WHAT TO DO
Check each line of the records below for the word "icon" and copy those where it appears.

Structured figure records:
**********

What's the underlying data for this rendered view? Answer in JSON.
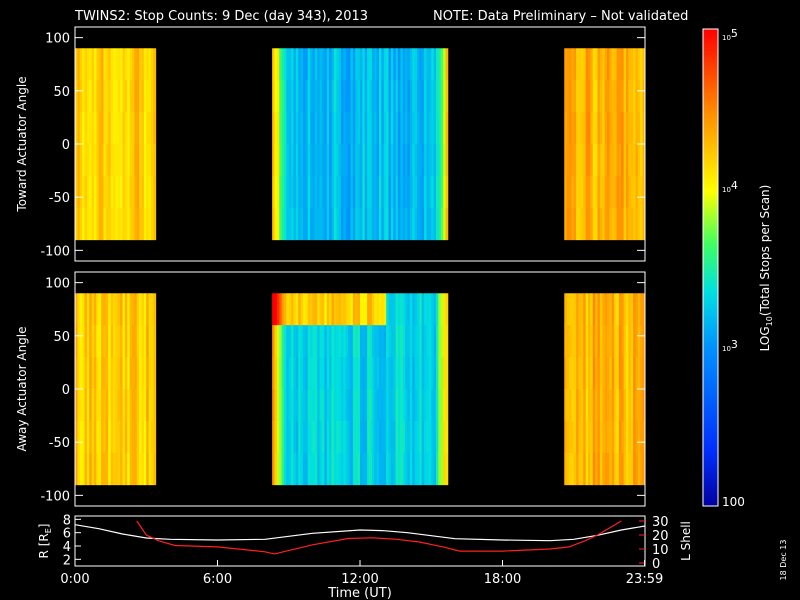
{
  "header": {
    "title": "TWINS2: Stop Counts:  9 Dec (day 343), 2013",
    "note": "NOTE: Data Preliminary – Not validated",
    "note_color": "#ff2020"
  },
  "chart_data": [
    {
      "type": "heatmap",
      "panel": "toward",
      "ylabel": "Toward Actuator Angle",
      "ylim": [
        -110,
        110
      ],
      "yticks": [
        100,
        50,
        0,
        -50,
        -100
      ],
      "x_hours": [
        0,
        24
      ],
      "data_angle_range": [
        -90,
        90
      ],
      "data_intervals_hours": [
        [
          0.0,
          3.4
        ],
        [
          8.3,
          15.7
        ],
        [
          20.6,
          24.0
        ]
      ],
      "colorscale": "log",
      "approx_log10_counts": {
        "dawn_block": 4.2,
        "midday_block": 3.2,
        "dusk_block": 4.3
      }
    },
    {
      "type": "heatmap",
      "panel": "away",
      "ylabel": "Away Actuator Angle",
      "ylim": [
        -110,
        110
      ],
      "yticks": [
        100,
        50,
        0,
        -50,
        -100
      ],
      "x_hours": [
        0,
        24
      ],
      "data_angle_range": [
        -90,
        90
      ],
      "data_intervals_hours": [
        [
          0.0,
          3.4
        ],
        [
          8.3,
          15.7
        ],
        [
          20.6,
          24.0
        ]
      ],
      "colorscale": "log",
      "approx_log10_counts": {
        "dawn_block": 4.2,
        "midday_block": 3.3,
        "dusk_block": 4.3
      }
    },
    {
      "type": "line",
      "panel": "orbit",
      "xlabel": "Time (UT)",
      "xticks": [
        {
          "hour": 0,
          "label": "0:00"
        },
        {
          "hour": 6,
          "label": "6:00"
        },
        {
          "hour": 12,
          "label": "12:00"
        },
        {
          "hour": 18,
          "label": "18:00"
        },
        {
          "hour": 23.98,
          "label": "23:59"
        }
      ],
      "xlim": [
        0,
        24
      ],
      "ylabel_left": "R [R",
      "ylabel_left_sub": "E",
      "ylabel_left_end": "]",
      "ylim_left": [
        1,
        8.5
      ],
      "yticks_left": [
        2,
        4,
        6,
        8
      ],
      "ylabel_right": "L Shell",
      "ylim_right": [
        0,
        30
      ],
      "yticks_right": [
        0,
        10,
        20,
        30
      ],
      "series": [
        {
          "axis": "left",
          "color": "#ffffff",
          "x": [
            0,
            1,
            2,
            3,
            4,
            6,
            8,
            10,
            12,
            13,
            14,
            16,
            18,
            20,
            21,
            22,
            23,
            24
          ],
          "y": [
            7.2,
            6.6,
            5.8,
            5.2,
            5.0,
            4.9,
            5.0,
            5.9,
            6.4,
            6.3,
            6.0,
            5.1,
            4.9,
            4.8,
            5.0,
            5.6,
            6.4,
            7.0
          ]
        },
        {
          "axis": "right",
          "color": "#ff2020",
          "x": [
            2.6,
            3.0,
            3.5,
            4.2,
            6.0,
            8.0,
            8.4,
            10.0,
            11.5,
            12.5,
            13.5,
            14.5,
            15.5,
            16.2,
            18.0,
            20.0,
            20.8,
            21.5,
            22.0,
            22.5,
            23.0
          ],
          "y": [
            30,
            20,
            16,
            12.5,
            11.5,
            8.0,
            6.5,
            13.0,
            17.5,
            18.0,
            17.0,
            15.0,
            11.5,
            8.5,
            8.5,
            10.0,
            11.5,
            16.0,
            20.0,
            25.0,
            30.0
          ]
        }
      ]
    },
    {
      "type": "colorbar",
      "scale": "log",
      "range": [
        100,
        100000
      ],
      "label": "LOG",
      "label_sub": "10",
      "label_end": "(Total Stops per Scan)",
      "ticks": [
        {
          "value": 100000,
          "base": "10",
          "exp": "5"
        },
        {
          "value": 10000,
          "base": "10",
          "exp": "4"
        },
        {
          "value": 1000,
          "base": "10",
          "exp": "3"
        },
        {
          "value": 100,
          "text": "100"
        }
      ]
    }
  ],
  "footer": {
    "date_stamp": "18 Dec 13"
  }
}
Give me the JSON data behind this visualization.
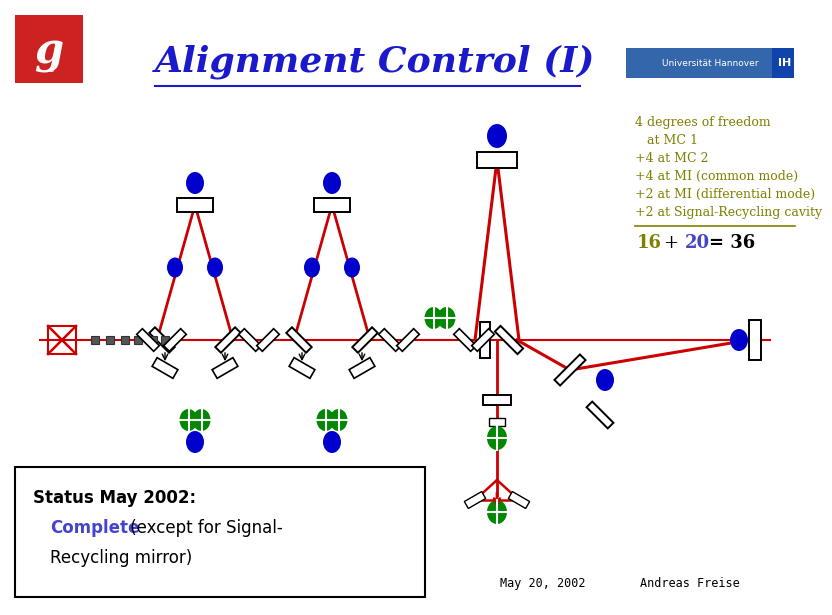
{
  "title": "Alignment Control (I)",
  "title_color": "#1a1acc",
  "bg_color": "#ffffff",
  "olive": "#808000",
  "blue_text": "#4444cc",
  "black": "#000000",
  "red": "#cc0000",
  "green": "#008800",
  "blue_dot": "#0000cc",
  "annotation_lines": [
    "4 degrees of freedom",
    "   at MC 1",
    "+4 at MC 2",
    "+4 at MI (common mode)",
    "+2 at MI (differential mode)",
    "+2 at Signal-Recycling cavity"
  ],
  "footer_date": "May 20, 2002",
  "footer_author": "Andreas Freise"
}
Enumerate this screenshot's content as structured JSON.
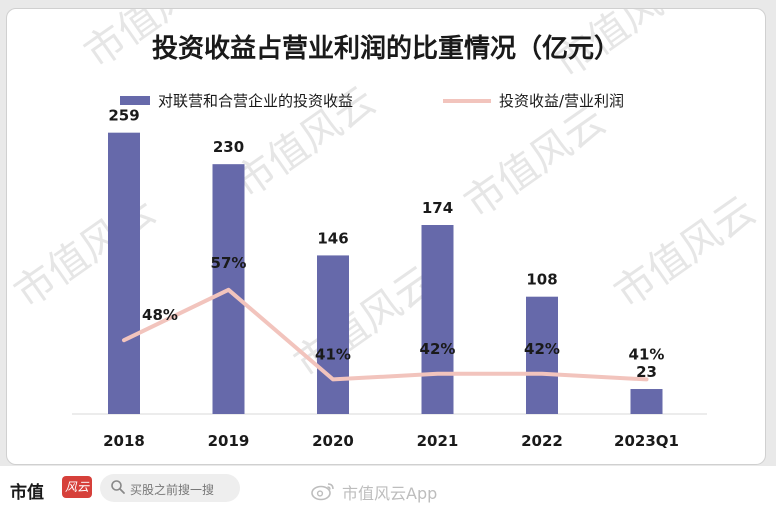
{
  "colors": {
    "bar": "#6669aa",
    "line": "#f2c4bd",
    "text": "#1a1a1a",
    "watermark": "#e6e6e6"
  },
  "watermark_text": "市值风云",
  "chart_data": {
    "type": "bar",
    "title": "投资收益占营业利润的比重情况（亿元）",
    "categories": [
      "2018",
      "2019",
      "2020",
      "2021",
      "2022",
      "2023Q1"
    ],
    "series": [
      {
        "name": "对联营和合营企业的投资收益",
        "type": "bar",
        "values": [
          259,
          230,
          146,
          174,
          108,
          23
        ],
        "labels": [
          "259",
          "230",
          "146",
          "174",
          "108",
          "23"
        ]
      },
      {
        "name": "投资收益/营业利润",
        "type": "line",
        "unit": "%",
        "values": [
          48,
          57,
          41,
          42,
          42,
          41
        ],
        "labels": [
          "48%",
          "57%",
          "41%",
          "42%",
          "42%",
          "41%"
        ]
      }
    ],
    "ylim_bar": [
      0,
      290
    ],
    "ylim_line": [
      0,
      100
    ],
    "legend": "top",
    "grid": false
  },
  "footer": {
    "brand": "市值",
    "brand_seal": "风云",
    "search_icon": "search-icon",
    "search_placeholder": "买股之前搜一搜",
    "weibo_icon": "weibo-icon",
    "weibo_account": "市值风云App"
  }
}
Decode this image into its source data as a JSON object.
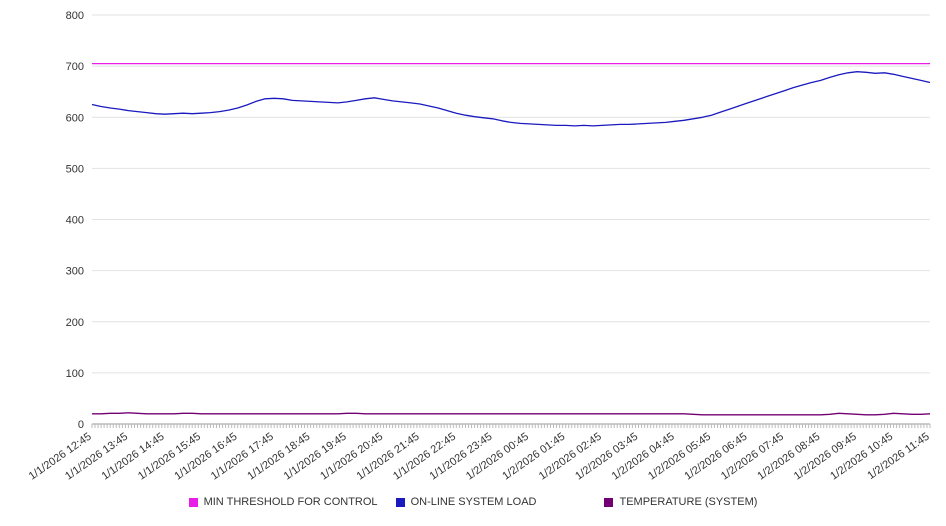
{
  "chart_data": {
    "type": "line",
    "title": "",
    "xlabel": "",
    "ylabel": "",
    "ylim": [
      0,
      800
    ],
    "y_ticks": [
      0,
      100,
      200,
      300,
      400,
      500,
      600,
      700,
      800
    ],
    "grid": true,
    "legend_position": "bottom",
    "points_per_label": 4,
    "x_labels": [
      "1/1/2026 12:45",
      "1/1/2026 13:45",
      "1/1/2026 14:45",
      "1/1/2026 15:45",
      "1/1/2026 16:45",
      "1/1/2026 17:45",
      "1/1/2026 18:45",
      "1/1/2026 19:45",
      "1/1/2026 20:45",
      "1/1/2026 21:45",
      "1/1/2026 22:45",
      "1/1/2026 23:45",
      "1/2/2026 00:45",
      "1/2/2026 01:45",
      "1/2/2026 02:45",
      "1/2/2026 03:45",
      "1/2/2026 04:45",
      "1/2/2026 05:45",
      "1/2/2026 06:45",
      "1/2/2026 07:45",
      "1/2/2026 08:45",
      "1/2/2026 09:45",
      "1/2/2026 10:45",
      "1/2/2026 11:45"
    ],
    "series": [
      {
        "name": "MIN THRESHOLD FOR CONTROL",
        "color": "#e81ee8",
        "constant": 705
      },
      {
        "name": "ON-LINE SYSTEM LOAD",
        "color": "#1a1abf",
        "values": [
          625,
          621,
          618,
          616,
          613,
          611,
          609,
          607,
          606,
          607,
          608,
          607,
          608,
          609,
          611,
          614,
          618,
          624,
          631,
          636,
          637,
          636,
          633,
          632,
          631,
          630,
          629,
          628,
          630,
          633,
          636,
          638,
          635,
          632,
          630,
          628,
          626,
          622,
          618,
          613,
          608,
          604,
          601,
          599,
          597,
          593,
          590,
          588,
          587,
          586,
          585,
          584,
          584,
          583,
          584,
          583,
          584,
          585,
          586,
          586,
          587,
          588,
          589,
          590,
          592,
          594,
          597,
          600,
          604,
          610,
          616,
          622,
          628,
          634,
          640,
          646,
          652,
          658,
          663,
          668,
          672,
          678,
          683,
          687,
          689,
          688,
          686,
          687,
          684,
          680,
          676,
          672,
          668
        ]
      },
      {
        "name": "TEMPERATURE (SYSTEM)",
        "color": "#730073",
        "values": [
          20,
          20,
          21,
          21,
          22,
          21,
          20,
          20,
          20,
          20,
          21,
          21,
          20,
          20,
          20,
          20,
          20,
          20,
          20,
          20,
          20,
          20,
          20,
          20,
          20,
          20,
          20,
          20,
          21,
          21,
          20,
          20,
          20,
          20,
          20,
          20,
          20,
          20,
          20,
          20,
          20,
          20,
          20,
          20,
          20,
          20,
          20,
          20,
          20,
          20,
          20,
          20,
          20,
          20,
          20,
          20,
          20,
          20,
          20,
          20,
          20,
          20,
          20,
          20,
          20,
          20,
          19,
          18,
          18,
          18,
          18,
          18,
          18,
          18,
          18,
          18,
          18,
          18,
          18,
          18,
          18,
          19,
          21,
          20,
          19,
          18,
          18,
          19,
          21,
          20,
          19,
          19,
          20
        ]
      }
    ]
  }
}
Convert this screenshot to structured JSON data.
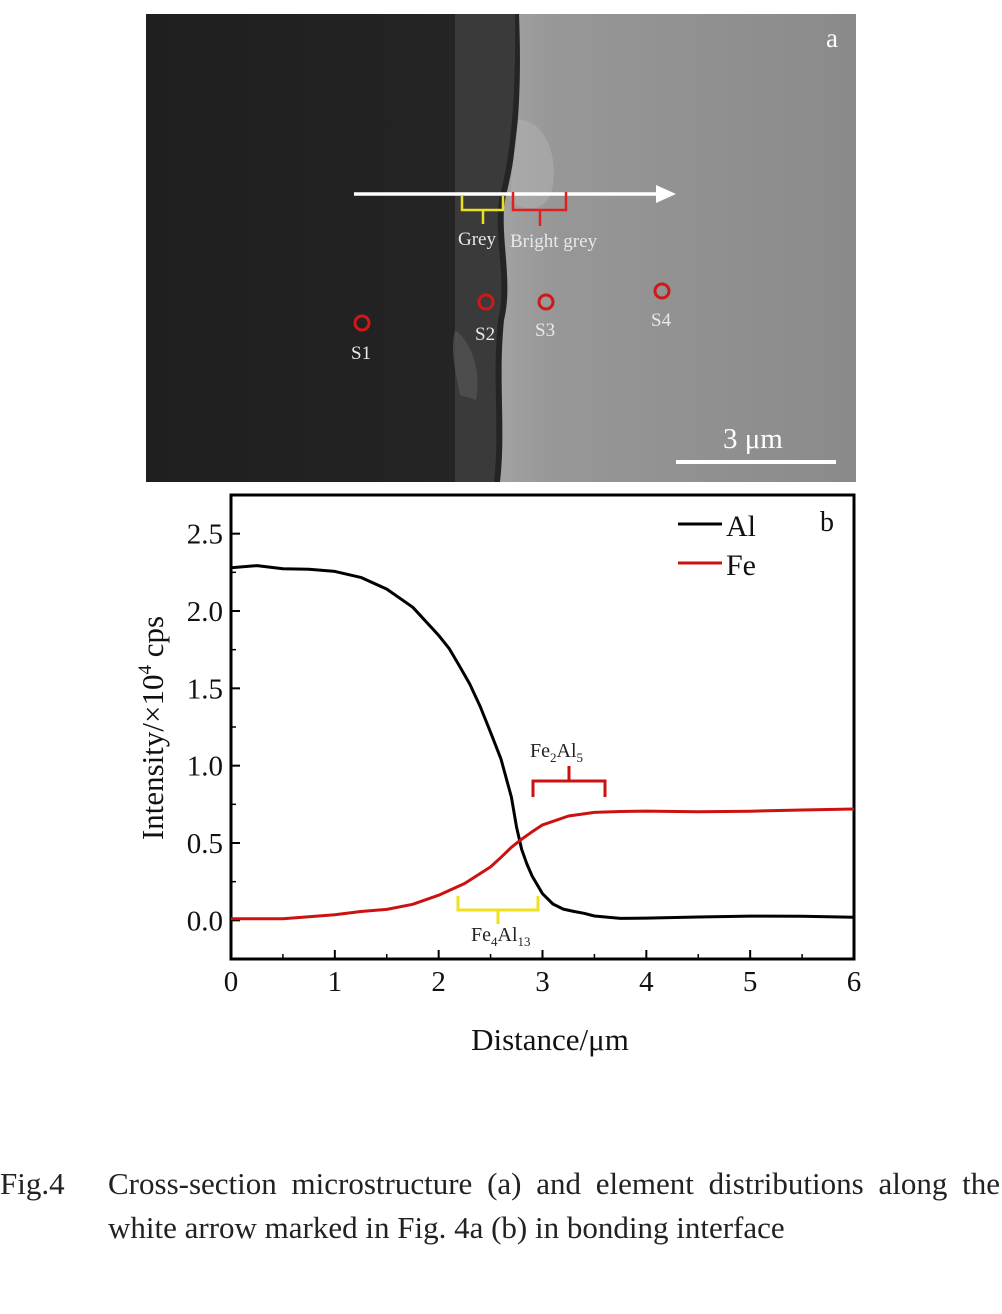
{
  "panel_a": {
    "label": "a",
    "interface_labels": {
      "grey": "Grey",
      "bright_grey": "Bright grey"
    },
    "points": [
      "S1",
      "S2",
      "S3",
      "S4"
    ],
    "scale_bar": "3 μm",
    "colors": {
      "dark_side": "#242424",
      "light_side": "#8e8e8e",
      "grey_bracket": "#e8e020",
      "bright_bracket": "#e02020",
      "markers": "#d01818"
    }
  },
  "panel_b": {
    "label": "b",
    "ylabel": "Intensity/×10",
    "ylabel_sup": "4",
    "ylabel_unit": " cps",
    "xlabel": "Distance/μm",
    "annotations": {
      "fe2al5": {
        "a": "Fe",
        "s1": "2",
        "b": "Al",
        "s2": "5"
      },
      "fe4al13": {
        "a": "Fe",
        "s1": "4",
        "b": "Al",
        "s2": "13"
      }
    }
  },
  "chart_data": {
    "type": "line",
    "xlabel": "Distance/μm",
    "ylabel": "Intensity/×10^4 cps",
    "xlim": [
      0,
      6
    ],
    "ylim": [
      -0.25,
      2.75
    ],
    "xticks": [
      "0",
      "1",
      "2",
      "3",
      "4",
      "5",
      "6"
    ],
    "yticks": [
      "0.0",
      "0.5",
      "1.0",
      "1.5",
      "2.0",
      "2.5"
    ],
    "legend_position": "top-right",
    "series": [
      {
        "name": "Al",
        "color": "#000000",
        "x": [
          0,
          0.25,
          0.5,
          0.75,
          1.0,
          1.25,
          1.5,
          1.75,
          2.0,
          2.1,
          2.2,
          2.3,
          2.4,
          2.5,
          2.6,
          2.7,
          2.75,
          2.8,
          2.85,
          2.9,
          3.0,
          3.1,
          3.2,
          3.3,
          3.4,
          3.5,
          3.75,
          4.0,
          4.5,
          5.0,
          5.5,
          6.0
        ],
        "y": [
          2.28,
          2.3,
          2.28,
          2.27,
          2.25,
          2.21,
          2.14,
          2.03,
          1.85,
          1.76,
          1.64,
          1.52,
          1.38,
          1.22,
          1.05,
          0.8,
          0.6,
          0.45,
          0.36,
          0.29,
          0.18,
          0.11,
          0.07,
          0.05,
          0.04,
          0.03,
          0.02,
          0.02,
          0.02,
          0.02,
          0.02,
          0.02
        ]
      },
      {
        "name": "Fe",
        "color": "#cc1111",
        "x": [
          0,
          0.5,
          1.0,
          1.25,
          1.5,
          1.75,
          2.0,
          2.25,
          2.5,
          2.6,
          2.7,
          2.8,
          2.9,
          3.0,
          3.25,
          3.5,
          3.75,
          4.0,
          4.5,
          5.0,
          5.5,
          6.0
        ],
        "y": [
          0.01,
          0.01,
          0.03,
          0.05,
          0.07,
          0.11,
          0.17,
          0.24,
          0.34,
          0.4,
          0.47,
          0.53,
          0.58,
          0.62,
          0.67,
          0.69,
          0.7,
          0.71,
          0.71,
          0.71,
          0.71,
          0.72
        ]
      }
    ]
  },
  "caption": {
    "label": "Fig.4",
    "text": "Cross-section microstructure (a) and element distributions along the white arrow marked in Fig. 4a (b) in bonding interface"
  }
}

**********

RESULT FOR THIS EXERCISE
    "search_icon": "search-icon",
    "weibo_icon": "weibo-icon",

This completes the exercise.